AIM:
Could you extract every entry below and reproduce it exactly?

GIVEN INFORMATION:
###
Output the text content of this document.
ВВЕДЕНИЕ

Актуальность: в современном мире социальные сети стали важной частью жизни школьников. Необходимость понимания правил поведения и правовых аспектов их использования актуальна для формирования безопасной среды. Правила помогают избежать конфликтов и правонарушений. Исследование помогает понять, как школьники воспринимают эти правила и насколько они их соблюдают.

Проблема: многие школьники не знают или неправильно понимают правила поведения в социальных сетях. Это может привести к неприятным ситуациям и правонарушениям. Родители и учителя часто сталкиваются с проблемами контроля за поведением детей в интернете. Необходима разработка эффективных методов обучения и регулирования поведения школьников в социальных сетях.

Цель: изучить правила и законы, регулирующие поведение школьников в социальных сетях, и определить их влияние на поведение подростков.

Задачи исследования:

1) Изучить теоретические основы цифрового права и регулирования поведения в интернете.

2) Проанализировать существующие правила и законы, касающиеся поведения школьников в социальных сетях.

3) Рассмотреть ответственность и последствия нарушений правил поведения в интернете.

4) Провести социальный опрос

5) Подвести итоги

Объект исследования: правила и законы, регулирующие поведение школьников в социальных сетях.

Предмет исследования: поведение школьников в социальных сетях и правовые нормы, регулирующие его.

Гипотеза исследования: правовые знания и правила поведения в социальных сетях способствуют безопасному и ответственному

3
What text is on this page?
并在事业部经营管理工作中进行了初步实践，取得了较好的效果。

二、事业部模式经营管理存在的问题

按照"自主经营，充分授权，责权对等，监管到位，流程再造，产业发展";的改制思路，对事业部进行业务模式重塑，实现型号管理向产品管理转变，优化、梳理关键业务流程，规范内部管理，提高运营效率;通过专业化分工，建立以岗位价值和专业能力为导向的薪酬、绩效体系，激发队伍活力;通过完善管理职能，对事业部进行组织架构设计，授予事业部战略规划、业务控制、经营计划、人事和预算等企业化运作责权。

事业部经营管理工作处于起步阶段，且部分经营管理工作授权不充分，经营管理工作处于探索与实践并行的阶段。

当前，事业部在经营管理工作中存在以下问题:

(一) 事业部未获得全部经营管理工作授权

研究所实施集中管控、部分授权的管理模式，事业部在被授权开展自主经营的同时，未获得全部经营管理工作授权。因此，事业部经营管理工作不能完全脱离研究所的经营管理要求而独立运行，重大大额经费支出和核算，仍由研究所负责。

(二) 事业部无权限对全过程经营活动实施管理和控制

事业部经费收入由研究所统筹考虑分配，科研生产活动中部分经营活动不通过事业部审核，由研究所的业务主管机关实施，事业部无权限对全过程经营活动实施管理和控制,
###
EXERCISE SOLUTION:
Output the text content of this document.
ВВЕДЕНИЕ

Актуальность: в современном мире социальные сети стали важной частью жизни школьников. Необходимость понимания правил поведения и правовых аспектов их использования актуальна для формирования безопасной среды. Правила помогают избежать конфликтов и правонарушений. Исследование помогает понять, как школьники воспринимают эти правила и насколько они их соблюдают.

Проблема: многие школьники не знают или неправильно понимают правила поведения в социальных сетях. Это может привести к неприятным ситуациям и правонарушениям. Родители и учителя часто сталкиваются с проблемами контроля за поведением детей в интернете. Необходима разработка эффективных методов обучения и регулирования поведения школьников в социальных сетях.

Цель: изучить правила и законы, регулирующие поведение школьников в социальных сетях, и определить их влияние на поведение подростков.

Задачи исследования:

1) Изучить теоретические основы цифрового права и регулирования поведения в интернете.

2) Проанализировать существующие правила и законы, касающиеся поведения школьников в социальных сетях.

3) Рассмотреть ответственность и последствия нарушений правил поведения в интернете.

4) Провести социальный опрос

5) Подвести итоги

Объект исследования: правила и законы, регулирующие поведение школьников в социальных сетях.

Предмет исследования: поведение школьников в социальных сетях и правовые нормы, регулирующие его.

Гипотеза исследования: правовые знания и правила поведения в социальных сетях способствуют безопасному и ответственному

3
What text is on this page?
并在事业部经营管理工作中进行了初步实践，取得了较好的效果。

二、事业部模式经营管理存在的问题

按照"自主经营，充分授权，责权对等，监管到位，流程再造，产业发展";的改制思路，对事业部进行业务模式重塑，实现型号管理向产品管理转变，优化、梳理关键业务流程，规范内部管理，提高运营效率;通过专业化分工，建立以岗位价值和专业能力为导向的薪酬、绩效体系，激发队伍活力;通过完善管理职能，对事业部进行组织架构设计，授予事业部战略规划、业务控制、经营计划、人事和预算等企业化运作责权。

事业部经营管理工作处于起步阶段，且部分经营管理工作授权不充分，经营管理工作处于探索与实践并行的阶段。

当前，事业部在经营管理工作中存在以下问题:

(一) 事业部未获得全部经营管理工作授权

研究所实施集中管控、部分授权的管理模式，事业部在被授权开展自主经营的同时，未获得全部经营管理工作授权。因此，事业部经营管理工作不能完全脱离研究所的经营管理要求而独立运行，重大大额经费支出和核算，仍由研究所负责。

(二) 事业部无权限对全过程经营活动实施管理和控制

事业部经费收入由研究所统筹考虑分配，科研生产活动中部分经营活动不通过事业部审核，由研究所的业务主管机关实施，事业部无权限对全过程经营活动实施管理和控制,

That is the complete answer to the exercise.